**Texto proporcionado**
Del quirófano a la UCI con un conejo

Pasan las horas y tu necesidad de orinar ya es una riada. Tu vejiga se inflama hasta el punto de no saber si es la cabeza o es la vejiga la que tiene ese tamaño. Entonces echas mano del conejo, lo pones entre las piernas e intentas meter el pito, una labor que no aconsejo a nadie, mas si cabe estando rodeado de monitores, envuelto en cables, en tubos y oyendo pitidos por todos lados.

Al cabo, lo conseguí y esperé. Pero nada ni una gota. Estuve 10 minutos y ni una gota; y cada vez que parecía que asomaba la puñetera gota, un ruido, una voz, un chasquido, un pitido la asustaba y volvía a la vejiga. Y así 20 minutos y el conejo entre mis piernas, mirando con cara de conejo y yo pensando «cómo voy a mear al conejo». Así que desistí.

Como mi capacidad de miccionar era ninguna, llegó la amenaza en forma de enfermera y me indicó que u orinaba por las buenas o de lo contrario tendrían que sondarme.

Asustadísimo, volví a coger el conejo, con el que ya tenía cierta amistad, y volví a meter mi pene en su boca, pero nada de nada. Y así me pasé medianoche entre pitidos, los alaridos de la mujer de al lado que gritaba como una posesa y yo con el miedo a que el conejo cerrara la boca y se tragara mi pito.

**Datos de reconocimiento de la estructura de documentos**
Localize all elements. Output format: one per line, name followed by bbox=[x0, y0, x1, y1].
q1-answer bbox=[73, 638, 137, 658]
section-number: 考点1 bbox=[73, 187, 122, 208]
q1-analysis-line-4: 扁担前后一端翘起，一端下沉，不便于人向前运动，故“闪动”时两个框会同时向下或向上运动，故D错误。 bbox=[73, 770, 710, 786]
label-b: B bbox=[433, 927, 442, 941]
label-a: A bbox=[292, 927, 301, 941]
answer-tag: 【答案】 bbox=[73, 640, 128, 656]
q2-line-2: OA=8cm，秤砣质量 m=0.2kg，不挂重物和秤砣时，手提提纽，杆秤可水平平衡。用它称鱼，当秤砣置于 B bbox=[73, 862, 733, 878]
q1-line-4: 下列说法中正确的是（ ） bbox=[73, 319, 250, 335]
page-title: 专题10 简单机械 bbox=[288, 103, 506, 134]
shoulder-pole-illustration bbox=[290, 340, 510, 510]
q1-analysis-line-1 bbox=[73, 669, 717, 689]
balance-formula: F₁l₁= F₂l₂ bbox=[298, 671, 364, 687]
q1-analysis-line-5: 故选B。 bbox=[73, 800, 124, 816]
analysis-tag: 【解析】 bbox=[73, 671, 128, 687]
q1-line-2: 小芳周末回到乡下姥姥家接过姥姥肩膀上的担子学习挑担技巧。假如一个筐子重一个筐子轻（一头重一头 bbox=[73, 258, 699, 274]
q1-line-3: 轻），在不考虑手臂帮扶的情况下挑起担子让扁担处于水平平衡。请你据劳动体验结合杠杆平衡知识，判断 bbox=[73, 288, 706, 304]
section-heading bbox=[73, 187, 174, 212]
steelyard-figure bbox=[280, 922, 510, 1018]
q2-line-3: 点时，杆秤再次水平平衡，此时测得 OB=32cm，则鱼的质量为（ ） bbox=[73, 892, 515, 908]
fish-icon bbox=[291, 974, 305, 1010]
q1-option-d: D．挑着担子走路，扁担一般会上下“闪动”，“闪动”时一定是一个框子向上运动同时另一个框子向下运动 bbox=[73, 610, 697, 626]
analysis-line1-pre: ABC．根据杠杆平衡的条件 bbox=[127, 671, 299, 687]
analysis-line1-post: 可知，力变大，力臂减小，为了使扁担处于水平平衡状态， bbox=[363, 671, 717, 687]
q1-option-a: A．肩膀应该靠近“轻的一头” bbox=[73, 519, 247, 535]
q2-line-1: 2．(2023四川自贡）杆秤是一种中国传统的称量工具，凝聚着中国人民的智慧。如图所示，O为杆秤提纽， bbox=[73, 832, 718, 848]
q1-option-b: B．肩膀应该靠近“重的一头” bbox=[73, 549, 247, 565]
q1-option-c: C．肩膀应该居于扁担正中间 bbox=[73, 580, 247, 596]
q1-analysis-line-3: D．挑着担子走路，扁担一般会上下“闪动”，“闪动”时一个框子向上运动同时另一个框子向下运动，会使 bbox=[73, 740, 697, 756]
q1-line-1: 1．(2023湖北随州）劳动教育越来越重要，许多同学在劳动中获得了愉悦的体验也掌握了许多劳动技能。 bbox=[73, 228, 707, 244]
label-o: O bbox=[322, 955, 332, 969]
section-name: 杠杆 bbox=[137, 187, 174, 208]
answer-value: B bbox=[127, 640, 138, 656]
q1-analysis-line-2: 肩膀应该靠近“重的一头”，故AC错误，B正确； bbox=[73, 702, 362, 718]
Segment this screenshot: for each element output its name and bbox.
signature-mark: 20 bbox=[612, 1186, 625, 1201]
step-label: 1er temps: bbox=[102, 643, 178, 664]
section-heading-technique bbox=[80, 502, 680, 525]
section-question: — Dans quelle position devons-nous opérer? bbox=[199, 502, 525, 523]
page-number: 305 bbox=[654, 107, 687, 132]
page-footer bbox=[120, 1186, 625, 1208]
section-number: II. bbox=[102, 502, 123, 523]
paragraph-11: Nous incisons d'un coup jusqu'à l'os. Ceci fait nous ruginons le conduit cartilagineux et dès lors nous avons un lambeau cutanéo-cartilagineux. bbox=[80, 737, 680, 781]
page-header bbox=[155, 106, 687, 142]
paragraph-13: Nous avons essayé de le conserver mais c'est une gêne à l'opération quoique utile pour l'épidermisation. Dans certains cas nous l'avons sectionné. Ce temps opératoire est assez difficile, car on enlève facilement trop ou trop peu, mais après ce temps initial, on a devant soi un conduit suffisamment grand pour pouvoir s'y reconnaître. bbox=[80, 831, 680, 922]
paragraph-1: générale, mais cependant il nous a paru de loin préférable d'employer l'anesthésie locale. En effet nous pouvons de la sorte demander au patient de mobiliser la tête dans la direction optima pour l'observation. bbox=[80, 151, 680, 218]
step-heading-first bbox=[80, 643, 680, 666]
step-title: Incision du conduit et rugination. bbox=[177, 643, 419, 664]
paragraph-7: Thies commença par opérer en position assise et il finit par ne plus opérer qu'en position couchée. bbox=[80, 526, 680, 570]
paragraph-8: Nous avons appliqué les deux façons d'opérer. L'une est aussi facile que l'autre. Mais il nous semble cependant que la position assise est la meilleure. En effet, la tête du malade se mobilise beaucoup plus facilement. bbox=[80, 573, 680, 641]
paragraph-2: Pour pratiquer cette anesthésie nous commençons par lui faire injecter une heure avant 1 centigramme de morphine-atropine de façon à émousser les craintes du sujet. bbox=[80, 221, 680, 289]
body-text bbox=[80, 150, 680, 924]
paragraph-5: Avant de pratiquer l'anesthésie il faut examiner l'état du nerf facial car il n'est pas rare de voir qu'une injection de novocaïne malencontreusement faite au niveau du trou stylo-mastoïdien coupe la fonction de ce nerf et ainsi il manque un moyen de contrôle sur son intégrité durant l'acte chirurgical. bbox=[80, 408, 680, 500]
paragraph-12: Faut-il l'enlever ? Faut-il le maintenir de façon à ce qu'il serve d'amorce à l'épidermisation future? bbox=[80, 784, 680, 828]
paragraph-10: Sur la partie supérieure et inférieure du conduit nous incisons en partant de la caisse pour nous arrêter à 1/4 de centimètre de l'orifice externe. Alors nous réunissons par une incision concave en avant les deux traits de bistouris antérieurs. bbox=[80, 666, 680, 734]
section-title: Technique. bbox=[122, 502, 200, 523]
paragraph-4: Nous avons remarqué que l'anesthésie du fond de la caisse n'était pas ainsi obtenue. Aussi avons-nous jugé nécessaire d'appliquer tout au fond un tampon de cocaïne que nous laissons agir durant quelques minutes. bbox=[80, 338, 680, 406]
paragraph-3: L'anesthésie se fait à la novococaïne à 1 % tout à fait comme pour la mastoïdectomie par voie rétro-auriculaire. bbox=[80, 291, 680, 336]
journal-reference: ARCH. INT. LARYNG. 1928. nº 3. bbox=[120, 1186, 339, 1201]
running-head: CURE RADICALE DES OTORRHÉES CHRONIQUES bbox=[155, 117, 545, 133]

**Qué producir**
Continúa el relato del conejo en la UCI a partir de su última frase.

**Resultado esperado**
Gin tonic

Y pasaron las horas a la velocidad que dura un minuto en el microondas. Me di masajes en la vejiga, pensé en los gin tonics de Bulldog que preparaba mi ex y con un esfuerzo supremo y, con la amenaza nuevamente de sondarme, me surgieron de lo más profundo de mi ser unas tímidas gotas que fueron bienvenidas como el maná de Moisés, como la lluvia en tiempos de sequía.

Oriné al conejo y oriné a la cama; oriné a la UCI. Aquel manantial imparable me llegaba al cuello recién operado, pero me quedé tranquilo como un dios; y mirando a la enfermera triunfante, pensé: «Ahogué al puñetero conejo y tú no me has sondado».

La noche en esa UCI pasó intermitente: un ratito dormía, un ratito vigilaba, un ratito gritaba la mujer de al lado y a las 3.30 de la madrugada pregunté: «¿Qué hora es?» y me dijeron las 3.30. Quedaban horas por delante de luces, pitidos y vagones del metro a toda velocidad. Conforme avanzaba la mañana, aquello se iba pareciendo al pasillo del metro: camillas para un lado y para otro, voces, gritos, saludos de bienvenida: «Cómo estás, qué tal las vacaciones, se me ha perdido el perro, me he dormido esta mañana…». Y yo ahí, en medio de aquella estación, atado a los mil cables y a los mil pitidos.

Tres amazonas

Con la luz del día, se abrió la puerta y aparecieron tres mujeres como tres amazonas. Poderosas, enormes, hasta guapas me parecieron. Pensé que el delirio de la UCI me producía espejismos, pero en lugar de arcos y caballos, traían toallas y esponjas, y me dijeron: «Vamos a lavarle un poquito».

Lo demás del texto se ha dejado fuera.